**WORK REQUIRED**:
Convert the rows from the first line up to and including the line that contains "labels: 0.0 0.1" into a numbered list. Leave out any blank lines.

Box annotation data
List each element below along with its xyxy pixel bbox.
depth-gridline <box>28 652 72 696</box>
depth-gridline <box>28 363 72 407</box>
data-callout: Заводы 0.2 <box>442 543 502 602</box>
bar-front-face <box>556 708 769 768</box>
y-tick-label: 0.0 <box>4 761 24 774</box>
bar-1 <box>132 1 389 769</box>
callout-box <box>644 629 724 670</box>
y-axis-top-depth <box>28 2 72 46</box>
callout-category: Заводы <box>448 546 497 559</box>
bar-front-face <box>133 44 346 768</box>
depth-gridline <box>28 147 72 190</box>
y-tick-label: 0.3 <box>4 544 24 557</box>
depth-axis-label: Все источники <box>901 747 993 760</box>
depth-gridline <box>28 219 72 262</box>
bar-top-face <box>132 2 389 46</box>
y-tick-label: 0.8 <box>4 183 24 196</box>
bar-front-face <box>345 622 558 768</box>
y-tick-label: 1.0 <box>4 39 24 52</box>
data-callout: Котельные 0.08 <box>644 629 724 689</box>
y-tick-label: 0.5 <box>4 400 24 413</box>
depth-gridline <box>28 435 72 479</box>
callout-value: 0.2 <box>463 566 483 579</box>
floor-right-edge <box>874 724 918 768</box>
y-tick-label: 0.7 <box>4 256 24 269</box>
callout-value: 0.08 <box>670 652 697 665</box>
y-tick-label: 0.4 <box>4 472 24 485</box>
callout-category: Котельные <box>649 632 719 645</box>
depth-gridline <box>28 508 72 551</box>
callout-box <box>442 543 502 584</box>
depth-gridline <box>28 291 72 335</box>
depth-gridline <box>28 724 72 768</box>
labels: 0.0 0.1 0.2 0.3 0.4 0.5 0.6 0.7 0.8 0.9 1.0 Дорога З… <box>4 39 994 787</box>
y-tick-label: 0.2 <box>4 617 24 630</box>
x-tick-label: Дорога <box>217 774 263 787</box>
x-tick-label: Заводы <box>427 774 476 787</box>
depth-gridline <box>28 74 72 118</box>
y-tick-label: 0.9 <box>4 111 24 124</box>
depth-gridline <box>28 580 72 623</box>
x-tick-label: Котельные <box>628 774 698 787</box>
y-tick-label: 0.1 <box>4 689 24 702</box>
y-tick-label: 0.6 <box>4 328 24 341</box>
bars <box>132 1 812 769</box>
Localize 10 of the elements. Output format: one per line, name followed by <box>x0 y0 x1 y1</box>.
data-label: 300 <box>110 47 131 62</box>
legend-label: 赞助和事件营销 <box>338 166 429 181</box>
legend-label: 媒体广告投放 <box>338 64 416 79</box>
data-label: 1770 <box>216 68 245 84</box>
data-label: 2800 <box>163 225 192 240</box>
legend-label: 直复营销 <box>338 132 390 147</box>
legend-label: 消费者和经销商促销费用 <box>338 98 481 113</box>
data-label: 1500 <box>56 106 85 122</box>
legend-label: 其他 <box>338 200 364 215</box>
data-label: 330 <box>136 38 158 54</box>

**TASK SOLUTION**:
1. List each element below along with its xyxy pixel bbox.
2. depth-gridline <box>28 652 72 696</box>
3. depth-gridline <box>28 363 72 407</box>
4. data-callout: Заводы 0.2 <box>442 543 502 602</box>
5. bar-front-face <box>556 708 769 768</box>
6. y-tick-label: 0.0 <box>4 761 24 774</box>
7. bar-1 <box>132 1 389 769</box>
8. callout-box <box>644 629 724 670</box>
9. y-axis-top-depth <box>28 2 72 46</box>
10. callout-category: Заводы <box>448 546 497 559</box>
11. bar-front-face <box>133 44 346 768</box>
12. depth-gridline <box>28 147 72 190</box>
13. y-tick-label: 0.3 <box>4 544 24 557</box>
14. depth-axis-label: Все источники <box>901 747 993 760</box>
15. depth-gridline <box>28 219 72 262</box>
16. bar-top-face <box>132 2 389 46</box>
17. y-tick-label: 0.8 <box>4 183 24 196</box>
18. bar-front-face <box>345 622 558 768</box>
19. y-tick-label: 1.0 <box>4 39 24 52</box>
20. data-callout: Котельные 0.08 <box>644 629 724 689</box>
21. y-tick-label: 0.5 <box>4 400 24 413</box>
22. depth-gridline <box>28 435 72 479</box>
23. callout-value: 0.2 <box>463 566 483 579</box>
24. floor-right-edge <box>874 724 918 768</box>
25. y-tick-label: 0.7 <box>4 256 24 269</box>
26. callout-value: 0.08 <box>670 652 697 665</box>
27. y-tick-label: 0.4 <box>4 472 24 485</box>
28. callout-category: Котельные <box>649 632 719 645</box>
29. depth-gridline <box>28 508 72 551</box>
30. callout-box <box>442 543 502 584</box>
31. depth-gridline <box>28 291 72 335</box>
32. depth-gridline <box>28 724 72 768</box>
33. labels: 0.0 0.1 0.2 0.3 0.4 0.5 0.6 0.7 0.8 0.9 1.0 Дорога З… <box>4 39 994 787</box>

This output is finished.